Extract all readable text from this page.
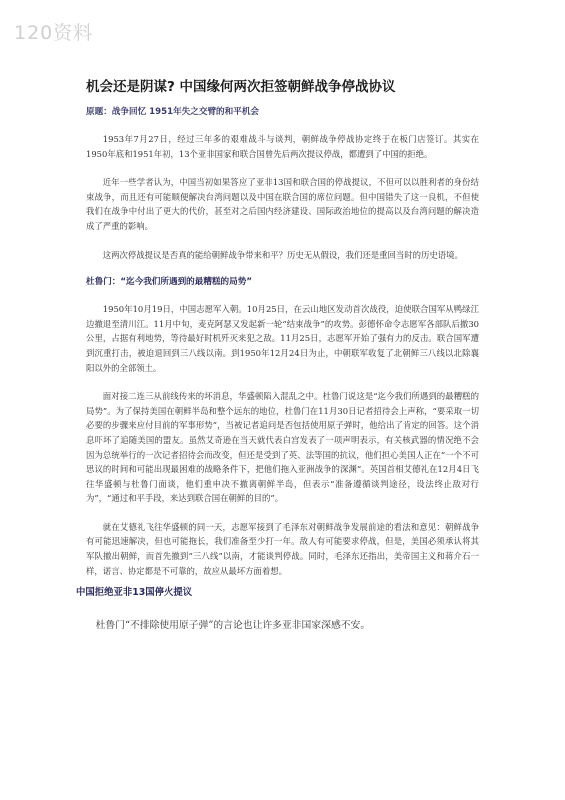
120资料
机会还是阴谋? 中国缘何两次拒签朝鲜战争停战协议
原题：战争回忆 1951年失之交臂的和平机会

1953年7月27日，经过三年多的艰难战斗与谈判，朝鲜战争停战协定终于在板门店签订。其实在1950年底和1951年初，13个亚非国家和联合国曾先后两次提议停战，都遭到了中国的拒绝。

近年一些学者认为，中国当初如果答应了亚非13国和联合国的停战提议，不但可以以胜利者的身份结束战争，而且还有可能顺便解决台湾问题以及中国在联合国的席位问题。但中国错失了这一良机，不但使我们在战争中付出了更大的代价，甚至对之后国内经济建设、国际政治地位的提高以及台湾问题的解决造成了严重的影响。

这两次停战提议是否真的能给朝鲜战争带来和平？历史无从假设，我们还是重回当时的历史语境。

杜鲁门：“迄今我们所遇到的最糟糕的局势”

1950年10月19日，中国志愿军入朝。10月25日，在云山地区发动首次战役，迫使联合国军从鸭绿江边撤退至清川江。11月中旬，麦克阿瑟又发起新一轮“结束战争”的攻势。彭德怀命令志愿军各部队后撤30公里，占据有利地势，等待最好时机歼灭来犯之敌。11月25日，志愿军开始了强有力的反击。联合国军遭到沉重打击，被迫退回到三八线以南。到1950年12月24日为止，中朝联军收复了北朝鲜三八线以北除襄阳以外的全部领土。

面对接二连三从前线传来的坏消息，华盛顿陷入混乱之中。杜鲁门说这是“迄今我们所遇到的最糟糕的局势”。为了保持美国在朝鲜半岛和整个远东的地位，杜鲁门在11月30日记者招待会上声称，“要采取一切必要的步骤来应付目前的军事形势”，当被记者追问是否包括使用原子弹时，他给出了肯定的回答。这个消息吓坏了追随美国的盟友。虽然艾奇逊在当天就代表白宫发表了一项声明表示，有关核武器的情况绝不会因为总统举行的一次记者招待会而改变，但还是受到了英、法等国的抗议，他们担心美国人正在“一个不可思议的时间和可能出现最困难的战略条件下，把他们拖入亚洲战争的深渊”。英国首相艾德礼在12月4日飞往华盛顿与杜鲁门面谈，他们重申决不撤离朝鲜半岛，但表示“准备遵循谈判途径，设法终止敌对行为”，“通过和平手段，来达到联合国在朝鲜的目的”。

就在艾德礼飞往华盛顿的同一天，志愿军接到了毛泽东对朝鲜战争发展前途的看法和意见：朝鲜战争有可能迅速解决，但也可能拖长，我们准备至少打一年。敌人有可能要求停战，但是，美国必须承认将其军队撤出朝鲜，而首先撤到“三八线”以南，才能谈判停战。同时，毛泽东还指出，美帝国主义和蒋介石一样，诺言、协定都是不可靠的，故应从最坏方面着想。

中国拒绝亚非13国停火提议

杜鲁门“不排除使用原子弹”的言论也让许多亚非国家深感不安。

◆ ◆ ◆ ◆ ◆

> _REQUIREMENTS_: Write out all the entries word for word, but skip any images.

> _COMPLETE RESPONSE_:
Extract all readable text from this page.
120资料
机会还是阴谋? 中国缘何两次拒签朝鲜战争停战协议
原题：战争回忆 1951年失之交臂的和平机会

1953年7月27日，经过三年多的艰难战斗与谈判，朝鲜战争停战协定终于在板门店签订。其实在1950年底和1951年初，13个亚非国家和联合国曾先后两次提议停战，都遭到了中国的拒绝。

近年一些学者认为，中国当初如果答应了亚非13国和联合国的停战提议，不但可以以胜利者的身份结束战争，而且还有可能顺便解决台湾问题以及中国在联合国的席位问题。但中国错失了这一良机，不但使我们在战争中付出了更大的代价，甚至对之后国内经济建设、国际政治地位的提高以及台湾问题的解决造成了严重的影响。

这两次停战提议是否真的能给朝鲜战争带来和平？历史无从假设，我们还是重回当时的历史语境。

杜鲁门：“迄今我们所遇到的最糟糕的局势”

1950年10月19日，中国志愿军入朝。10月25日，在云山地区发动首次战役，迫使联合国军从鸭绿江边撤退至清川江。11月中旬，麦克阿瑟又发起新一轮“结束战争”的攻势。彭德怀命令志愿军各部队后撤30公里，占据有利地势，等待最好时机歼灭来犯之敌。11月25日，志愿军开始了强有力的反击。联合国军遭到沉重打击，被迫退回到三八线以南。到1950年12月24日为止，中朝联军收复了北朝鲜三八线以北除襄阳以外的全部领土。

面对接二连三从前线传来的坏消息，华盛顿陷入混乱之中。杜鲁门说这是“迄今我们所遇到的最糟糕的局势”。为了保持美国在朝鲜半岛和整个远东的地位，杜鲁门在11月30日记者招待会上声称，“要采取一切必要的步骤来应付目前的军事形势”，当被记者追问是否包括使用原子弹时，他给出了肯定的回答。这个消息吓坏了追随美国的盟友。虽然艾奇逊在当天就代表白宫发表了一项声明表示，有关核武器的情况绝不会因为总统举行的一次记者招待会而改变，但还是受到了英、法等国的抗议，他们担心美国人正在“一个不可思议的时间和可能出现最困难的战略条件下，把他们拖入亚洲战争的深渊”。英国首相艾德礼在12月4日飞往华盛顿与杜鲁门面谈，他们重申决不撤离朝鲜半岛，但表示“准备遵循谈判途径，设法终止敌对行为”，“通过和平手段，来达到联合国在朝鲜的目的”。

就在艾德礼飞往华盛顿的同一天，志愿军接到了毛泽东对朝鲜战争发展前途的看法和意见：朝鲜战争有可能迅速解决，但也可能拖长，我们准备至少打一年。敌人有可能要求停战，但是，美国必须承认将其军队撤出朝鲜，而首先撤到“三八线”以南，才能谈判停战。同时，毛泽东还指出，美帝国主义和蒋介石一样，诺言、协定都是不可靠的，故应从最坏方面着想。

中国拒绝亚非13国停火提议

杜鲁门“不排除使用原子弹”的言论也让许多亚非国家深感不安。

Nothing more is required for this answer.